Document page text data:

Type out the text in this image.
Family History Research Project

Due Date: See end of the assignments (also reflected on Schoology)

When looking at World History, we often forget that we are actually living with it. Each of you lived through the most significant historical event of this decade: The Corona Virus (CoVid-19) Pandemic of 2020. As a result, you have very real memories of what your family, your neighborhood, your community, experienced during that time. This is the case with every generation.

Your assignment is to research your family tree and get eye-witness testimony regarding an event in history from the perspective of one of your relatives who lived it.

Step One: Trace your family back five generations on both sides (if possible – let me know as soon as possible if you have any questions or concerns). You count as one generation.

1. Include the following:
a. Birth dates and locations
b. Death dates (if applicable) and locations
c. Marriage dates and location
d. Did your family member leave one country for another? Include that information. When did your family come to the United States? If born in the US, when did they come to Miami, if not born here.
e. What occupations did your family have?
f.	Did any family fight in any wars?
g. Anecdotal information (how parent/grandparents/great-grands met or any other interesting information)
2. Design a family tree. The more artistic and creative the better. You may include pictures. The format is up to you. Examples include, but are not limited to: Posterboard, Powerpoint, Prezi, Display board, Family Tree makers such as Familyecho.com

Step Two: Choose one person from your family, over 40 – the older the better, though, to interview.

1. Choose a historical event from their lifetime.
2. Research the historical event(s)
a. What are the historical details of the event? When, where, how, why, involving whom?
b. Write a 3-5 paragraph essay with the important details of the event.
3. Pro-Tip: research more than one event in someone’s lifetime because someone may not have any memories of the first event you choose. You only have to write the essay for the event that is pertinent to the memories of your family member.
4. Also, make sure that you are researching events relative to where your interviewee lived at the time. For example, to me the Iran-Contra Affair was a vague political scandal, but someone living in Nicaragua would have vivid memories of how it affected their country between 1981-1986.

§ **Exercise prompt**:
The full set of entries should be copied out exactly as given.

§ **Exercise result**:
Type out the text in this image.
Family History Research Project

Due Date: See end of the assignments (also reflected on Schoology)

When looking at World History, we often forget that we are actually living with it. Each of you lived through the most significant historical event of this decade: The Corona Virus (CoVid-19) Pandemic of 2020. As a result, you have very real memories of what your family, your neighborhood, your community, experienced during that time. This is the case with every generation.

Your assignment is to research your family tree and get eye-witness testimony regarding an event in history from the perspective of one of your relatives who lived it.

Step One: Trace your family back five generations on both sides (if possible – let me know as soon as possible if you have any questions or concerns). You count as one generation.

1. Include the following:
a. Birth dates and locations
b. Death dates (if applicable) and locations
c. Marriage dates and location
d. Did your family member leave one country for another? Include that information. When did your family come to the United States? If born in the US, when did they come to Miami, if not born here.
e. What occupations did your family have?
f.	Did any family fight in any wars?
g. Anecdotal information (how parent/grandparents/great-grands met or any other interesting information)
2. Design a family tree. The more artistic and creative the better. You may include pictures. The format is up to you. Examples include, but are not limited to: Posterboard, Powerpoint, Prezi, Display board, Family Tree makers such as Familyecho.com

Step Two: Choose one person from your family, over 40 – the older the better, though, to interview.

1. Choose a historical event from their lifetime.
2. Research the historical event(s)
a. What are the historical details of the event? When, where, how, why, involving whom?
b. Write a 3-5 paragraph essay with the important details of the event.
3. Pro-Tip: research more than one event in someone’s lifetime because someone may not have any memories of the first event you choose. You only have to write the essay for the event that is pertinent to the memories of your family member.
4. Also, make sure that you are researching events relative to where your interviewee lived at the time. For example, to me the Iran-Contra Affair was a vague political scandal, but someone living in Nicaragua would have vivid memories of how it affected their country between 1981-1986.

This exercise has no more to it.